INSTRUCTIONS TO FOLLOW>
Return the records that follow unaltered. Omit every picture.

- - -

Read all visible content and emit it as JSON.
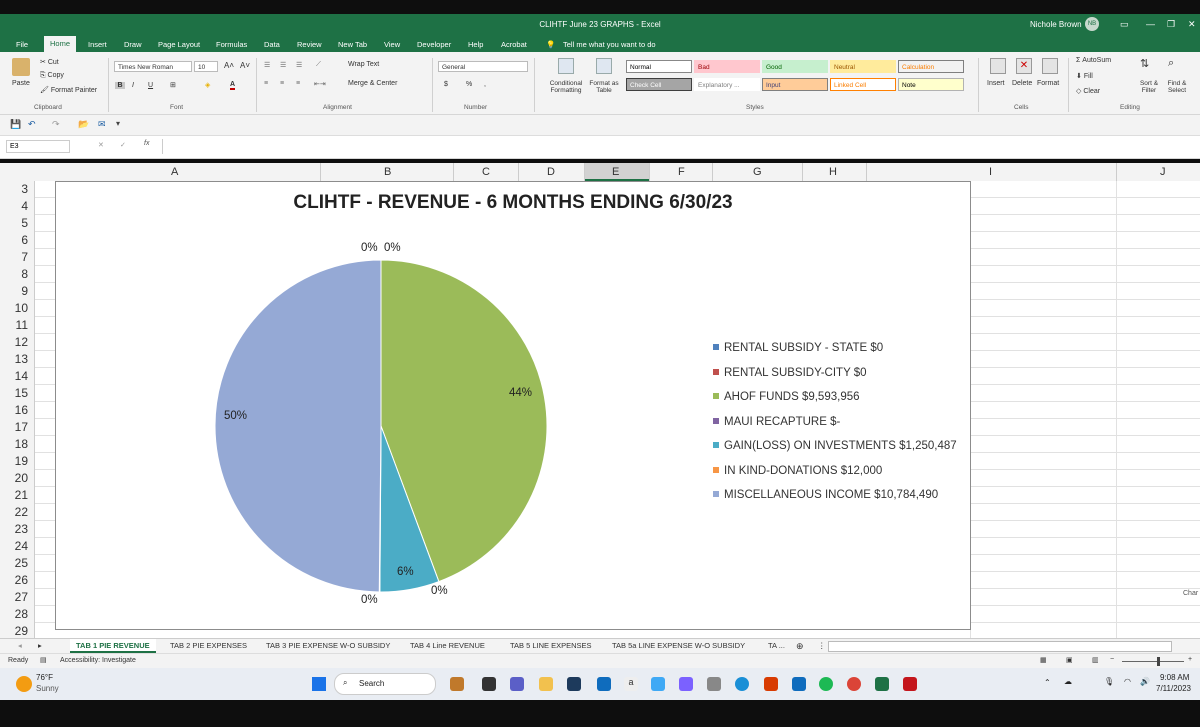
{
  "window": {
    "title": "CLIHTF June 23 GRAPHS - Excel",
    "user": "Nichole Brown",
    "user_initials": "NB"
  },
  "menu": {
    "tabs": [
      "File",
      "Home",
      "Insert",
      "Draw",
      "Page Layout",
      "Formulas",
      "Data",
      "Review",
      "New Tab",
      "View",
      "Developer",
      "Help",
      "Acrobat"
    ],
    "active": "Home",
    "tell_me": "Tell me what you want to do"
  },
  "ribbon": {
    "clipboard": {
      "paste": "Paste",
      "cut": "Cut",
      "copy": "Copy",
      "format_painter": "Format Painter",
      "label": "Clipboard"
    },
    "font": {
      "name": "Times New Roman",
      "size": "10",
      "bold": "B",
      "italic": "I",
      "underline": "U",
      "label": "Font"
    },
    "alignment": {
      "wrap_text": "Wrap Text",
      "merge_center": "Merge & Center",
      "label": "Alignment"
    },
    "number": {
      "format": "General",
      "currency": "$",
      "percent": "%",
      "comma": ",",
      "label": "Number"
    },
    "styles": {
      "conditional_formatting": "Conditional Formatting",
      "format_as_table": "Format as Table",
      "cells": [
        {
          "label": "Normal",
          "bg": "#ffffff",
          "fg": "#000000",
          "border": "#888888"
        },
        {
          "label": "Bad",
          "bg": "#ffc7ce",
          "fg": "#9c0006",
          "border": "#ffc7ce"
        },
        {
          "label": "Good",
          "bg": "#c6efce",
          "fg": "#006100",
          "border": "#c6efce"
        },
        {
          "label": "Neutral",
          "bg": "#ffeb9c",
          "fg": "#9c5700",
          "border": "#ffeb9c"
        },
        {
          "label": "Calculation",
          "bg": "#f2f2f2",
          "fg": "#fa7d00",
          "border": "#7f7f7f"
        },
        {
          "label": "Check Cell",
          "bg": "#a5a5a5",
          "fg": "#ffffff",
          "border": "#3f3f3f"
        },
        {
          "label": "Explanatory ...",
          "bg": "#ffffff",
          "fg": "#7f7f7f",
          "border": "#ffffff"
        },
        {
          "label": "Input",
          "bg": "#ffcc99",
          "fg": "#3f3f76",
          "border": "#7f7f7f"
        },
        {
          "label": "Linked Cell",
          "bg": "#ffffff",
          "fg": "#fa7d00",
          "border": "#ff8001"
        },
        {
          "label": "Note",
          "bg": "#ffffcc",
          "fg": "#000000",
          "border": "#b2b2b2"
        }
      ],
      "label": "Styles"
    },
    "cells": {
      "insert": "Insert",
      "delete": "Delete",
      "format": "Format",
      "label": "Cells"
    },
    "editing": {
      "autosum": "AutoSum",
      "fill": "Fill",
      "clear": "Clear",
      "sort_filter": "Sort & Filter",
      "find_select": "Find & Select",
      "label": "Editing"
    }
  },
  "formula_bar": {
    "name_box": "E3",
    "fx": "fx",
    "value": ""
  },
  "columns": [
    "A",
    "B",
    "C",
    "D",
    "E",
    "F",
    "G",
    "H",
    "I",
    "J"
  ],
  "rows": [
    "3",
    "4",
    "5",
    "6",
    "7",
    "8",
    "9",
    "10",
    "11",
    "12",
    "13",
    "14",
    "15",
    "16",
    "17",
    "18",
    "19",
    "20",
    "21",
    "22",
    "23",
    "24",
    "25",
    "26",
    "27",
    "28",
    "29"
  ],
  "chart_data": {
    "type": "pie",
    "title": "CLIHTF - REVENUE - 6 MONTHS ENDING 6/30/23",
    "legend_position": "right",
    "slices": [
      {
        "label": "RENTAL SUBSIDY - STATE $0",
        "value": 0,
        "percent": "0%",
        "color": "#4f81bd"
      },
      {
        "label": "RENTAL SUBSIDY-CITY $0",
        "value": 0,
        "percent": "0%",
        "color": "#c0504d"
      },
      {
        "label": "AHOF FUNDS  $9,593,956",
        "value": 9593956,
        "percent": "44%",
        "color": "#9bbb59"
      },
      {
        "label": "MAUI RECAPTURE  $-",
        "value": 0,
        "percent": "0%",
        "color": "#8064a2"
      },
      {
        "label": "GAIN(LOSS) ON INVESTMENTS $1,250,487",
        "value": 1250487,
        "percent": "6%",
        "color": "#4bacc6"
      },
      {
        "label": "IN KIND-DONATIONS $12,000",
        "value": 12000,
        "percent": "0%",
        "color": "#f79646"
      },
      {
        "label": "MISCELLANEOUS INCOME  $10,784,490",
        "value": 10784490,
        "percent": "50%",
        "color": "#95a9d5"
      }
    ]
  },
  "sheet_tabs": [
    "TAB 1 PIE REVENUE",
    "TAB 2 PIE EXPENSES",
    "TAB 3 PIE EXPENSE W-O SUBSIDY",
    "TAB 4 Line REVENUE",
    "TAB 5 LINE EXPENSES",
    "TAB 5a LINE EXPENSE W-O SUBSIDY",
    "TA ..."
  ],
  "active_sheet": "TAB 1 PIE REVENUE",
  "status": {
    "ready": "Ready",
    "accessibility": "Accessibility: Investigate",
    "chart_tooltip": "Char"
  },
  "taskbar": {
    "temp": "76°F",
    "weather": "Sunny",
    "search": "Search",
    "time": "9:08 AM",
    "date": "7/11/2023"
  }
}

- - -

TASK ANSWER>
Read all visible content and emit it as JSON.
{
  "window": {
    "title": "CLIHTF June 23 GRAPHS - Excel",
    "user": "Nichole Brown",
    "user_initials": "NB"
  },
  "menu": {
    "tabs": [
      "File",
      "Home",
      "Insert",
      "Draw",
      "Page Layout",
      "Formulas",
      "Data",
      "Review",
      "New Tab",
      "View",
      "Developer",
      "Help",
      "Acrobat"
    ],
    "active": "Home",
    "tell_me": "Tell me what you want to do"
  },
  "ribbon": {
    "clipboard": {
      "paste": "Paste",
      "cut": "Cut",
      "copy": "Copy",
      "format_painter": "Format Painter",
      "label": "Clipboard"
    },
    "font": {
      "name": "Times New Roman",
      "size": "10",
      "bold": "B",
      "italic": "I",
      "underline": "U",
      "label": "Font"
    },
    "alignment": {
      "wrap_text": "Wrap Text",
      "merge_center": "Merge & Center",
      "label": "Alignment"
    },
    "number": {
      "format": "General",
      "currency": "$",
      "percent": "%",
      "comma": ",",
      "label": "Number"
    },
    "styles": {
      "conditional_formatting": "Conditional Formatting",
      "format_as_table": "Format as Table",
      "cells": [
        {
          "label": "Normal",
          "bg": "#ffffff",
          "fg": "#000000",
          "border": "#888888"
        },
        {
          "label": "Bad",
          "bg": "#ffc7ce",
          "fg": "#9c0006",
          "border": "#ffc7ce"
        },
        {
          "label": "Good",
          "bg": "#c6efce",
          "fg": "#006100",
          "border": "#c6efce"
        },
        {
          "label": "Neutral",
          "bg": "#ffeb9c",
          "fg": "#9c5700",
          "border": "#ffeb9c"
        },
        {
          "label": "Calculation",
          "bg": "#f2f2f2",
          "fg": "#fa7d00",
          "border": "#7f7f7f"
        },
        {
          "label": "Check Cell",
          "bg": "#a5a5a5",
          "fg": "#ffffff",
          "border": "#3f3f3f"
        },
        {
          "label": "Explanatory ...",
          "bg": "#ffffff",
          "fg": "#7f7f7f",
          "border": "#ffffff"
        },
        {
          "label": "Input",
          "bg": "#ffcc99",
          "fg": "#3f3f76",
          "border": "#7f7f7f"
        },
        {
          "label": "Linked Cell",
          "bg": "#ffffff",
          "fg": "#fa7d00",
          "border": "#ff8001"
        },
        {
          "label": "Note",
          "bg": "#ffffcc",
          "fg": "#000000",
          "border": "#b2b2b2"
        }
      ],
      "label": "Styles"
    },
    "cells": {
      "insert": "Insert",
      "delete": "Delete",
      "format": "Format",
      "label": "Cells"
    },
    "editing": {
      "autosum": "AutoSum",
      "fill": "Fill",
      "clear": "Clear",
      "sort_filter": "Sort & Filter",
      "find_select": "Find & Select",
      "label": "Editing"
    }
  },
  "formula_bar": {
    "name_box": "E3",
    "fx": "fx",
    "value": ""
  },
  "columns": [
    "A",
    "B",
    "C",
    "D",
    "E",
    "F",
    "G",
    "H",
    "I",
    "J"
  ],
  "rows": [
    "3",
    "4",
    "5",
    "6",
    "7",
    "8",
    "9",
    "10",
    "11",
    "12",
    "13",
    "14",
    "15",
    "16",
    "17",
    "18",
    "19",
    "20",
    "21",
    "22",
    "23",
    "24",
    "25",
    "26",
    "27",
    "28",
    "29"
  ],
  "chart_data": {
    "type": "pie",
    "title": "CLIHTF - REVENUE - 6 MONTHS ENDING 6/30/23",
    "legend_position": "right",
    "slices": [
      {
        "label": "RENTAL SUBSIDY - STATE $0",
        "value": 0,
        "percent": "0%",
        "color": "#4f81bd"
      },
      {
        "label": "RENTAL SUBSIDY-CITY $0",
        "value": 0,
        "percent": "0%",
        "color": "#c0504d"
      },
      {
        "label": "AHOF FUNDS  $9,593,956",
        "value": 9593956,
        "percent": "44%",
        "color": "#9bbb59"
      },
      {
        "label": "MAUI RECAPTURE  $-",
        "value": 0,
        "percent": "0%",
        "color": "#8064a2"
      },
      {
        "label": "GAIN(LOSS) ON INVESTMENTS $1,250,487",
        "value": 1250487,
        "percent": "6%",
        "color": "#4bacc6"
      },
      {
        "label": "IN KIND-DONATIONS $12,000",
        "value": 12000,
        "percent": "0%",
        "color": "#f79646"
      },
      {
        "label": "MISCELLANEOUS INCOME  $10,784,490",
        "value": 10784490,
        "percent": "50%",
        "color": "#95a9d5"
      }
    ]
  },
  "sheet_tabs": [
    "TAB 1 PIE REVENUE",
    "TAB 2 PIE EXPENSES",
    "TAB 3 PIE EXPENSE W-O SUBSIDY",
    "TAB 4 Line REVENUE",
    "TAB 5 LINE EXPENSES",
    "TAB 5a LINE EXPENSE W-O SUBSIDY",
    "TA ..."
  ],
  "active_sheet": "TAB 1 PIE REVENUE",
  "status": {
    "ready": "Ready",
    "accessibility": "Accessibility: Investigate",
    "chart_tooltip": "Char"
  },
  "taskbar": {
    "temp": "76°F",
    "weather": "Sunny",
    "search": "Search",
    "time": "9:08 AM",
    "date": "7/11/2023"
  }
}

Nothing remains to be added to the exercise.